#### Dataset ####
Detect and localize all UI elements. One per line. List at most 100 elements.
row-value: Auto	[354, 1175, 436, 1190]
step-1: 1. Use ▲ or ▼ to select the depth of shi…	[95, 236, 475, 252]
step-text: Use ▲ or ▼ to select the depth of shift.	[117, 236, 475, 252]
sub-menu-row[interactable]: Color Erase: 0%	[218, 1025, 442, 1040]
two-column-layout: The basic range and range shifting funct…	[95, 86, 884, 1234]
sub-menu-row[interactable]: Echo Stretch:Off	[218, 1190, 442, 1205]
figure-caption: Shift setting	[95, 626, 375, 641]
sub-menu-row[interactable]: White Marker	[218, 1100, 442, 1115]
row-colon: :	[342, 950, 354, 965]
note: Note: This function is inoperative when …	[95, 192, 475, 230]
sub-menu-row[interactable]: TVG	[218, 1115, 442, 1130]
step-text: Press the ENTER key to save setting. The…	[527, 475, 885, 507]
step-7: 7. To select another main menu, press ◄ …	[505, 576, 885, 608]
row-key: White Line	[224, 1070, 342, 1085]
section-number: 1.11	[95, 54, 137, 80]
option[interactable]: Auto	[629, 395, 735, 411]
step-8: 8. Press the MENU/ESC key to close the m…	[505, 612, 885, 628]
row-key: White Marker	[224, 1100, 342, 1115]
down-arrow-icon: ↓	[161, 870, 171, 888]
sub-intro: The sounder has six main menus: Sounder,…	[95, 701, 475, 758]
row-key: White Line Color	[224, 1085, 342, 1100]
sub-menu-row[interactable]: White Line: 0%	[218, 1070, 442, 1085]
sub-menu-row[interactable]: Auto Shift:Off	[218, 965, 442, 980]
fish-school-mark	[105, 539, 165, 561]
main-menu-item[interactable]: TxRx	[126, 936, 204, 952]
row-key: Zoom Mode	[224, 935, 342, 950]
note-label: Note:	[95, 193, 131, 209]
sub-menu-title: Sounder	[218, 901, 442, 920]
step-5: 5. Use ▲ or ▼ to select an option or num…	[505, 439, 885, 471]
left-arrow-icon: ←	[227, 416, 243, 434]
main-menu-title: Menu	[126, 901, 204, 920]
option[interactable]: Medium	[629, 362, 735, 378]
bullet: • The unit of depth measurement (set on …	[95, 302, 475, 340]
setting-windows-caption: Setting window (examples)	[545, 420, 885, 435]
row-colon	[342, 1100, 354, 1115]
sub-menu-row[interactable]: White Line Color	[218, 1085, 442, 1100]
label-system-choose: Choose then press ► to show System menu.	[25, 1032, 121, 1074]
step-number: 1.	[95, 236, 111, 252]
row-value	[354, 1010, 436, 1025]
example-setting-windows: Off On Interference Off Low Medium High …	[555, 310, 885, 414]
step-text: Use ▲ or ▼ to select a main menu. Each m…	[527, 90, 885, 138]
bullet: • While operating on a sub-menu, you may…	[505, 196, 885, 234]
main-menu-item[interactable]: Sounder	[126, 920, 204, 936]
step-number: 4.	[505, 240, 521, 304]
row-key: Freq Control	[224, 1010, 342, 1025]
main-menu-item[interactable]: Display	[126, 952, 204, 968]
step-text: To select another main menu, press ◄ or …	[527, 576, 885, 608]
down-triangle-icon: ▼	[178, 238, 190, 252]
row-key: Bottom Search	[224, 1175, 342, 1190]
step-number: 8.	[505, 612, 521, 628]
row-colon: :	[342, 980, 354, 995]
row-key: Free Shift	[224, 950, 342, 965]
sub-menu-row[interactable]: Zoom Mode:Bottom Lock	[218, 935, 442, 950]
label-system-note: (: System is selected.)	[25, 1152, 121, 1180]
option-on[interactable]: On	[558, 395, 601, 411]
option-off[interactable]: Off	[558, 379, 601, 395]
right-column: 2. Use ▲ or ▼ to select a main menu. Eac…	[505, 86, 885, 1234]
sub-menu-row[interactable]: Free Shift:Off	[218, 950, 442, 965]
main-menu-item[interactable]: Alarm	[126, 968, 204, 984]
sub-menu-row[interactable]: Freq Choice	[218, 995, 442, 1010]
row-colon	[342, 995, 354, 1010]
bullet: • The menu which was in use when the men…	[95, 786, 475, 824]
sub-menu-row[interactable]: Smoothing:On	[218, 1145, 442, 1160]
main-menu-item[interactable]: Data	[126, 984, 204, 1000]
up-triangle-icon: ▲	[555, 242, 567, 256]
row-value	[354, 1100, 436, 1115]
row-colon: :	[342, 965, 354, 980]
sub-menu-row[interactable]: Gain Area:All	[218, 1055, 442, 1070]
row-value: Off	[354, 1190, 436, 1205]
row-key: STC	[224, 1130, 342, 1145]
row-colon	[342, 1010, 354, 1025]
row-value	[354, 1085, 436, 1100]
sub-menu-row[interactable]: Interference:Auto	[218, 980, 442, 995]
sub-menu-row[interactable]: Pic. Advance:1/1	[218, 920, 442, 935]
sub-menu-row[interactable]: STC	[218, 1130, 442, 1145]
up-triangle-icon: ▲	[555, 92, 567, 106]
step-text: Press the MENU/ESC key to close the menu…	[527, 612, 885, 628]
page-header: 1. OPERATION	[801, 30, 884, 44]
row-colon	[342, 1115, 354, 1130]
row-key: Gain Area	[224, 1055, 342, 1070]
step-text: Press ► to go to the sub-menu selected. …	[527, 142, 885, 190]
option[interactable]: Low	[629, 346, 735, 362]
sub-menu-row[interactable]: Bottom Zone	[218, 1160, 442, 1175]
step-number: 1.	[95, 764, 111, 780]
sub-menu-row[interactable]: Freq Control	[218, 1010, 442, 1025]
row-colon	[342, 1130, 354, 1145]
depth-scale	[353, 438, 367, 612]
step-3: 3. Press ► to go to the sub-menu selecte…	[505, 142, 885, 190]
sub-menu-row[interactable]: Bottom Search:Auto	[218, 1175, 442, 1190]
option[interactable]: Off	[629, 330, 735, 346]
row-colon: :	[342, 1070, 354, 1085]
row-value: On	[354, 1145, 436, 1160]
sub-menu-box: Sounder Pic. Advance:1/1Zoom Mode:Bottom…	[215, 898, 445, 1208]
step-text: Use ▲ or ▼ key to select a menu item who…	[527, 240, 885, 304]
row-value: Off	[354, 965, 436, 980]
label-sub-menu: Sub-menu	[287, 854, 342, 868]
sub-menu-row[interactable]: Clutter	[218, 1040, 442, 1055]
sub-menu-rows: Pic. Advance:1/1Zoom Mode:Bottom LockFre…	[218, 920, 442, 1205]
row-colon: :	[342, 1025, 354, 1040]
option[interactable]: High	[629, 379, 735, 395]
####
- What to work on
Repeat the part of the entries that opens with the first line and closes with the line containing "note: Note: This", copying each line without changes.

- Worked answer
Detect and localize all UI elements. One per line. List at most 100 elements.
row-value: Auto	[354, 1175, 436, 1190]
step-1: 1. Use ▲ or ▼ to select the depth of shi…	[95, 236, 475, 252]
step-text: Use ▲ or ▼ to select the depth of shift.	[117, 236, 475, 252]
sub-menu-row[interactable]: Color Erase: 0%	[218, 1025, 442, 1040]
two-column-layout: The basic range and range shifting funct…	[95, 86, 884, 1234]
sub-menu-row[interactable]: Echo Stretch:Off	[218, 1190, 442, 1205]
figure-caption: Shift setting	[95, 626, 375, 641]
sub-menu-row[interactable]: White Marker	[218, 1100, 442, 1115]
row-colon: :	[342, 950, 354, 965]
note: Note: This function is inoperative when …	[95, 192, 475, 230]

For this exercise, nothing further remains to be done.